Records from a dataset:
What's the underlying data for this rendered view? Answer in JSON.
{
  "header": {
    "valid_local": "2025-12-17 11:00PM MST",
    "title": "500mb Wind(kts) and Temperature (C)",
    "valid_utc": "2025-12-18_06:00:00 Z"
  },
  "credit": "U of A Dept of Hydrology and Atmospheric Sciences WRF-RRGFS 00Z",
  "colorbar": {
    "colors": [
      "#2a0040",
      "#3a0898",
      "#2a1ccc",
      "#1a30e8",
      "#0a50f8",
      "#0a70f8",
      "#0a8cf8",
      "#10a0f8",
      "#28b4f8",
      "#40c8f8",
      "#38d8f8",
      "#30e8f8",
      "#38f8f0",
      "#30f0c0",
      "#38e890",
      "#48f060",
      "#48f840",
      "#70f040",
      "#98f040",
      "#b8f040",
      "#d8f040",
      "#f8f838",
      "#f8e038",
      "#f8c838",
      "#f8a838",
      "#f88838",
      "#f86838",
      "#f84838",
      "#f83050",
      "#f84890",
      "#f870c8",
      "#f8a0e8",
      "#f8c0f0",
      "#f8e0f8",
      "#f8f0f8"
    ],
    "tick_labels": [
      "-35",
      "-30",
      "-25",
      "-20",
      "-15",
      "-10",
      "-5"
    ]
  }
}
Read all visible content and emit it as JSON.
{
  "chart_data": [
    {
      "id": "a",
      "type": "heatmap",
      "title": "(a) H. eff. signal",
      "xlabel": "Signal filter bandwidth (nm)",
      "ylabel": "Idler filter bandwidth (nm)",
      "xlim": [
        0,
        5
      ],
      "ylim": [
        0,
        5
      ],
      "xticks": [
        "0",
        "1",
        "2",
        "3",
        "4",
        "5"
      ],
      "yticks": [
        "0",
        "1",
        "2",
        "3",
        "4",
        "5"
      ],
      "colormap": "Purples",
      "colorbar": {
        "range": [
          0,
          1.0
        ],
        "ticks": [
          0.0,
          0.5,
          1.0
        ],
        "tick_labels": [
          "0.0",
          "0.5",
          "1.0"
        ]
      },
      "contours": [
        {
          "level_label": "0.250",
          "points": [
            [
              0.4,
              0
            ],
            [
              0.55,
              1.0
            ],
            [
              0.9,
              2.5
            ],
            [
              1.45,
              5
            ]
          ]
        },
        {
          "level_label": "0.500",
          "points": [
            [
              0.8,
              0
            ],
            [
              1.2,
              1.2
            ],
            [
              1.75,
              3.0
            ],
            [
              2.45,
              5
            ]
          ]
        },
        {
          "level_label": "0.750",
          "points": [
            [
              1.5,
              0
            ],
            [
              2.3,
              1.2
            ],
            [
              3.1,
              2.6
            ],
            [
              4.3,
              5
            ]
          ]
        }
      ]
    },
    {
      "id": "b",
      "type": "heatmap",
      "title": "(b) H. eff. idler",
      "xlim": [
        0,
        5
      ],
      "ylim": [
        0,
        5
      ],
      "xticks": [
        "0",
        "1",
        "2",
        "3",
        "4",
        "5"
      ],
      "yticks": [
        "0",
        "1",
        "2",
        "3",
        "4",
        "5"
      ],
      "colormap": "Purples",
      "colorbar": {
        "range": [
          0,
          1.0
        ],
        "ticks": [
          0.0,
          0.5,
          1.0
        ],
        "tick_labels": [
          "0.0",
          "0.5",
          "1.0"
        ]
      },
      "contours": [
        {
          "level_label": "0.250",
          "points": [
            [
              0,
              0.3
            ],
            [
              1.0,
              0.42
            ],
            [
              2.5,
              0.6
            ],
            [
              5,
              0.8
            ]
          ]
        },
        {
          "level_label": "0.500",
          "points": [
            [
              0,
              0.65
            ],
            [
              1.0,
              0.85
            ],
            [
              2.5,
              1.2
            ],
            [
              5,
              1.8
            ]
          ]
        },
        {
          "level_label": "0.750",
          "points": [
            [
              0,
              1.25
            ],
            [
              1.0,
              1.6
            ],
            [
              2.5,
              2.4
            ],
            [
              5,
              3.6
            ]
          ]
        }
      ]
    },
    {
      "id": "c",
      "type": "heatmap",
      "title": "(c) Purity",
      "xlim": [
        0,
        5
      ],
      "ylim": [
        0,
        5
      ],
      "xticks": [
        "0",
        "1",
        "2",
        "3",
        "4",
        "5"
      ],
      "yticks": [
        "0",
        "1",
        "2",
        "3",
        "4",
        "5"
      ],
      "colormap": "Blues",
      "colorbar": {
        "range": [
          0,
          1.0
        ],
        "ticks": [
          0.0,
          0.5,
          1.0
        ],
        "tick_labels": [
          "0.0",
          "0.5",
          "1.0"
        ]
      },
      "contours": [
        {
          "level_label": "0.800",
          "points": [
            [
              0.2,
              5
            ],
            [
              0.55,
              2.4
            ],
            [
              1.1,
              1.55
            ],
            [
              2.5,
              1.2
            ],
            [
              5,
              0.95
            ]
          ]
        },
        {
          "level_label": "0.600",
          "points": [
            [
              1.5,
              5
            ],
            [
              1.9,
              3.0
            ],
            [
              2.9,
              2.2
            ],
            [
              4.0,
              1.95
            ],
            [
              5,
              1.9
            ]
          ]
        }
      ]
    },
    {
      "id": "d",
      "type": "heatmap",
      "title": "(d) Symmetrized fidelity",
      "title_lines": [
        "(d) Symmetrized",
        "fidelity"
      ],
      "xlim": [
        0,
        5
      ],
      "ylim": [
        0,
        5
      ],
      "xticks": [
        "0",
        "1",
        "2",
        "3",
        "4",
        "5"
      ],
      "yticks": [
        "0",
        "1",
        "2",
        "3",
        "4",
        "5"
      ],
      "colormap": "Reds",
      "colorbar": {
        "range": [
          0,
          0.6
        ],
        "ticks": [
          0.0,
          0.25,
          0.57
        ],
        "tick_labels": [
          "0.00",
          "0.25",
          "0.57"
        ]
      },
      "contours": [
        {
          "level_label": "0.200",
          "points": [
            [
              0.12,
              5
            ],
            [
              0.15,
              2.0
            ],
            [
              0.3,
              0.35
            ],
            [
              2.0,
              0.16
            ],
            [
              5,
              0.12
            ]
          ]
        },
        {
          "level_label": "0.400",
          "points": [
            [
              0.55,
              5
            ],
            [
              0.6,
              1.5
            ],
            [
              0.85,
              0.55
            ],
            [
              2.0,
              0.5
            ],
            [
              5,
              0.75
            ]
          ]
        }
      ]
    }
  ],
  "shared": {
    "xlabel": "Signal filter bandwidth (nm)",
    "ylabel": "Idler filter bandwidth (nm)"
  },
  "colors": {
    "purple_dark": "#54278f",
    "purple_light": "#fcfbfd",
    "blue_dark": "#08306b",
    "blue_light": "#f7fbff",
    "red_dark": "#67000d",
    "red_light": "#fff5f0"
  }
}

- [Given instruction] Only lines with "filter" are wanted here; list each of them.

- [Complete output]
      "xlabel": "Signal filter bandwidth (nm)",
      "ylabel": "Idler filter bandwidth (nm)",
    "xlabel": "Signal filter bandwidth (nm)",
    "ylabel": "Idler filter bandwidth (nm)"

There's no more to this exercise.